= Objective =
Will you give the material below again, every line exactly as it is?

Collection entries
***

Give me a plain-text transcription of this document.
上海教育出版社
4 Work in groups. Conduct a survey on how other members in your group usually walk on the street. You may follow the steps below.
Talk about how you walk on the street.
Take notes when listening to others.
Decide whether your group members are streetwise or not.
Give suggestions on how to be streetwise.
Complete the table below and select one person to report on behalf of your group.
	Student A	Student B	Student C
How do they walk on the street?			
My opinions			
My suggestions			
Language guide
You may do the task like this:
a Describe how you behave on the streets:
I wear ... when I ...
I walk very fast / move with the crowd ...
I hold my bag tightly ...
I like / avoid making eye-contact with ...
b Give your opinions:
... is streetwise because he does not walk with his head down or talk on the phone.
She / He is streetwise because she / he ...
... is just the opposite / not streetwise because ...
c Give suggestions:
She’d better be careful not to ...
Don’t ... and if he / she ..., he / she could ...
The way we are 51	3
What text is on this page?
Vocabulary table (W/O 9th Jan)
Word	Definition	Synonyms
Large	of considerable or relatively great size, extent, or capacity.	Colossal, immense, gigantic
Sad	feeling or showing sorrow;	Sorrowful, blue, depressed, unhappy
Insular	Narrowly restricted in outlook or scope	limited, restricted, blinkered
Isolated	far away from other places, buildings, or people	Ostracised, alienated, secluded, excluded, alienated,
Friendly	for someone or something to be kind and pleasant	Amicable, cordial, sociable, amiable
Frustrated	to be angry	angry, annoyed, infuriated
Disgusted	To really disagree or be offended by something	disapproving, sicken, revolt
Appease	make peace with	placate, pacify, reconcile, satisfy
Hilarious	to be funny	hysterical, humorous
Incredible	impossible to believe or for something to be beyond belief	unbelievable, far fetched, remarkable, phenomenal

***

= The answer =
Give me a plain-text transcription of this document.
上海教育出版社
4 Work in groups. Conduct a survey on how other members in your group usually walk on the street. You may follow the steps below.
Talk about how you walk on the street.
Take notes when listening to others.
Decide whether your group members are streetwise or not.
Give suggestions on how to be streetwise.
Complete the table below and select one person to report on behalf of your group.
	Student A	Student B	Student C
How do they walk on the street?			
My opinions			
My suggestions			
Language guide
You may do the task like this:
a Describe how you behave on the streets:
I wear ... when I ...
I walk very fast / move with the crowd ...
I hold my bag tightly ...
I like / avoid making eye-contact with ...
b Give your opinions:
... is streetwise because he does not walk with his head down or talk on the phone.
She / He is streetwise because she / he ...
... is just the opposite / not streetwise because ...
c Give suggestions:
She’d better be careful not to ...
Don’t ... and if he / she ..., he / she could ...
The way we are 51	3
What text is on this page?
Vocabulary table (W/O 9th Jan)
Word	Definition	Synonyms
Large	of considerable or relatively great size, extent, or capacity.	Colossal, immense, gigantic
Sad	feeling or showing sorrow;	Sorrowful, blue, depressed, unhappy
Insular	Narrowly restricted in outlook or scope	limited, restricted, blinkered
Isolated	far away from other places, buildings, or people	Ostracised, alienated, secluded, excluded, alienated,
Friendly	for someone or something to be kind and pleasant	Amicable, cordial, sociable, amiable
Frustrated	to be angry	angry, annoyed, infuriated
Disgusted	To really disagree or be offended by something	disapproving, sicken, revolt
Appease	make peace with	placate, pacify, reconcile, satisfy
Hilarious	to be funny	hysterical, humorous
Incredible	impossible to believe or for something to be beyond belief	unbelievable, far fetched, remarkable, phenomenal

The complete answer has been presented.